▶ Problem to solve
The entries below are to be repeated exactly as they stand.
* Begin Dataset content *
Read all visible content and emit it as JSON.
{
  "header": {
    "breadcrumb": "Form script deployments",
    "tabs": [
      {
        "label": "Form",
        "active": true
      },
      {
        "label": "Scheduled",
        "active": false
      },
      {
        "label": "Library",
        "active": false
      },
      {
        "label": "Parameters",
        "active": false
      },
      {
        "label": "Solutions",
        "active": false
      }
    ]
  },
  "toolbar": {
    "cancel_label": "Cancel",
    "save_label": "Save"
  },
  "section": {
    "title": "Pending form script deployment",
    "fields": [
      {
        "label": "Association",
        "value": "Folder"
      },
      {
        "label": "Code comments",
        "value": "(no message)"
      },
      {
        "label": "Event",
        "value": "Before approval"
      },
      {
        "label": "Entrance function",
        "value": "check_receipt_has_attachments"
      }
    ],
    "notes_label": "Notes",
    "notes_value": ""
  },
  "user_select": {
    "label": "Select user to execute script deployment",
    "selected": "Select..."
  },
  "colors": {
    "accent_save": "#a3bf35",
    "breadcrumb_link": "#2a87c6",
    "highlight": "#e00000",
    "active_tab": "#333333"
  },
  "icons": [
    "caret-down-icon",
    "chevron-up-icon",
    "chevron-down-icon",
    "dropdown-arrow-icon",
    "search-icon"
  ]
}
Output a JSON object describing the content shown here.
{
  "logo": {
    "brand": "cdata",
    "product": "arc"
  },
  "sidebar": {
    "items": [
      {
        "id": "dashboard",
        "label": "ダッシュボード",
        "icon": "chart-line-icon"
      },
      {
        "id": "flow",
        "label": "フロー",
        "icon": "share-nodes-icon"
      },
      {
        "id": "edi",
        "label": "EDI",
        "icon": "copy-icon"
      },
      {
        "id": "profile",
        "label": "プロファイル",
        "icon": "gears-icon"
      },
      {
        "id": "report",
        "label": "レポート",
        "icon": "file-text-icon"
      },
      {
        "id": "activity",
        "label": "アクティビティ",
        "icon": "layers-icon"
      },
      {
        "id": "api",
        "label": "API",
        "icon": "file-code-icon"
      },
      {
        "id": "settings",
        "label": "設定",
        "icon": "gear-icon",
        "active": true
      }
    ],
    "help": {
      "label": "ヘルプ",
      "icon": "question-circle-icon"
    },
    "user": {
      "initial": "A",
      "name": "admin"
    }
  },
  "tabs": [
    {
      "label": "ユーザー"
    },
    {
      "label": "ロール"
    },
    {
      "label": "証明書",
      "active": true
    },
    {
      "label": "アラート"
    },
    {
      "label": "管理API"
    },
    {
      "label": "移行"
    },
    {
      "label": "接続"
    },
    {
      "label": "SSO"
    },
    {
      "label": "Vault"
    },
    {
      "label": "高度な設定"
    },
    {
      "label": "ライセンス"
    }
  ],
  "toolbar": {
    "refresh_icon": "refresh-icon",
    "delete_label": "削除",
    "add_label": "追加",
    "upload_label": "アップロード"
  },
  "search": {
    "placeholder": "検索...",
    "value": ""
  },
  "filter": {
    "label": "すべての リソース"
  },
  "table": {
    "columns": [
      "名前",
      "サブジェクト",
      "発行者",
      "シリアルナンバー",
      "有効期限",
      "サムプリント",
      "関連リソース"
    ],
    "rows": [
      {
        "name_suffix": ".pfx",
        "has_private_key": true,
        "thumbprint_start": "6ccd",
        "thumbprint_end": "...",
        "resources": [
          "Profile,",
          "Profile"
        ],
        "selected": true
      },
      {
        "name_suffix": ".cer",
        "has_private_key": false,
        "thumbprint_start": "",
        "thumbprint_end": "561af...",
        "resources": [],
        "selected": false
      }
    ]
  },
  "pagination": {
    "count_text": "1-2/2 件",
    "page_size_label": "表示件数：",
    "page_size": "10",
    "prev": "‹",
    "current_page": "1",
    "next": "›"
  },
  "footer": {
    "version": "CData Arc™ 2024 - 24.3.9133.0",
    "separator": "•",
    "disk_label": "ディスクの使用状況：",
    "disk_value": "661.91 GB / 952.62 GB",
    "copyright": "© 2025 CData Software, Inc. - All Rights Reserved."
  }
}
* End Dataset content *
▶ Result of the task
Read all visible content and emit it as JSON.
{
  "header": {
    "breadcrumb": "Form script deployments",
    "tabs": [
      {
        "label": "Form",
        "active": true
      },
      {
        "label": "Scheduled",
        "active": false
      },
      {
        "label": "Library",
        "active": false
      },
      {
        "label": "Parameters",
        "active": false
      },
      {
        "label": "Solutions",
        "active": false
      }
    ]
  },
  "toolbar": {
    "cancel_label": "Cancel",
    "save_label": "Save"
  },
  "section": {
    "title": "Pending form script deployment",
    "fields": [
      {
        "label": "Association",
        "value": "Folder"
      },
      {
        "label": "Code comments",
        "value": "(no message)"
      },
      {
        "label": "Event",
        "value": "Before approval"
      },
      {
        "label": "Entrance function",
        "value": "check_receipt_has_attachments"
      }
    ],
    "notes_label": "Notes",
    "notes_value": ""
  },
  "user_select": {
    "label": "Select user to execute script deployment",
    "selected": "Select..."
  },
  "colors": {
    "accent_save": "#a3bf35",
    "breadcrumb_link": "#2a87c6",
    "highlight": "#e00000",
    "active_tab": "#333333"
  },
  "icons": [
    "caret-down-icon",
    "chevron-up-icon",
    "chevron-down-icon",
    "dropdown-arrow-icon",
    "search-icon"
  ]
}
Output a JSON object describing the content shown here.
{
  "logo": {
    "brand": "cdata",
    "product": "arc"
  },
  "sidebar": {
    "items": [
      {
        "id": "dashboard",
        "label": "ダッシュボード",
        "icon": "chart-line-icon"
      },
      {
        "id": "flow",
        "label": "フロー",
        "icon": "share-nodes-icon"
      },
      {
        "id": "edi",
        "label": "EDI",
        "icon": "copy-icon"
      },
      {
        "id": "profile",
        "label": "プロファイル",
        "icon": "gears-icon"
      },
      {
        "id": "report",
        "label": "レポート",
        "icon": "file-text-icon"
      },
      {
        "id": "activity",
        "label": "アクティビティ",
        "icon": "layers-icon"
      },
      {
        "id": "api",
        "label": "API",
        "icon": "file-code-icon"
      },
      {
        "id": "settings",
        "label": "設定",
        "icon": "gear-icon",
        "active": true
      }
    ],
    "help": {
      "label": "ヘルプ",
      "icon": "question-circle-icon"
    },
    "user": {
      "initial": "A",
      "name": "admin"
    }
  },
  "tabs": [
    {
      "label": "ユーザー"
    },
    {
      "label": "ロール"
    },
    {
      "label": "証明書",
      "active": true
    },
    {
      "label": "アラート"
    },
    {
      "label": "管理API"
    },
    {
      "label": "移行"
    },
    {
      "label": "接続"
    },
    {
      "label": "SSO"
    },
    {
      "label": "Vault"
    },
    {
      "label": "高度な設定"
    },
    {
      "label": "ライセンス"
    }
  ],
  "toolbar": {
    "refresh_icon": "refresh-icon",
    "delete_label": "削除",
    "add_label": "追加",
    "upload_label": "アップロード"
  },
  "search": {
    "placeholder": "検索...",
    "value": ""
  },
  "filter": {
    "label": "すべての リソース"
  },
  "table": {
    "columns": [
      "名前",
      "サブジェクト",
      "発行者",
      "シリアルナンバー",
      "有効期限",
      "サムプリント",
      "関連リソース"
    ],
    "rows": [
      {
        "name_suffix": ".pfx",
        "has_private_key": true,
        "thumbprint_start": "6ccd",
        "thumbprint_end": "...",
        "resources": [
          "Profile,",
          "Profile"
        ],
        "selected": true
      },
      {
        "name_suffix": ".cer",
        "has_private_key": false,
        "thumbprint_start": "",
        "thumbprint_end": "561af...",
        "resources": [],
        "selected": false
      }
    ]
  },
  "pagination": {
    "count_text": "1-2/2 件",
    "page_size_label": "表示件数：",
    "page_size": "10",
    "prev": "‹",
    "current_page": "1",
    "next": "›"
  },
  "footer": {
    "version": "CData Arc™ 2024 - 24.3.9133.0",
    "separator": "•",
    "disk_label": "ディスクの使用状況：",
    "disk_value": "661.91 GB / 952.62 GB",
    "copyright": "© 2025 CData Software, Inc. - All Rights Reserved."
  }
}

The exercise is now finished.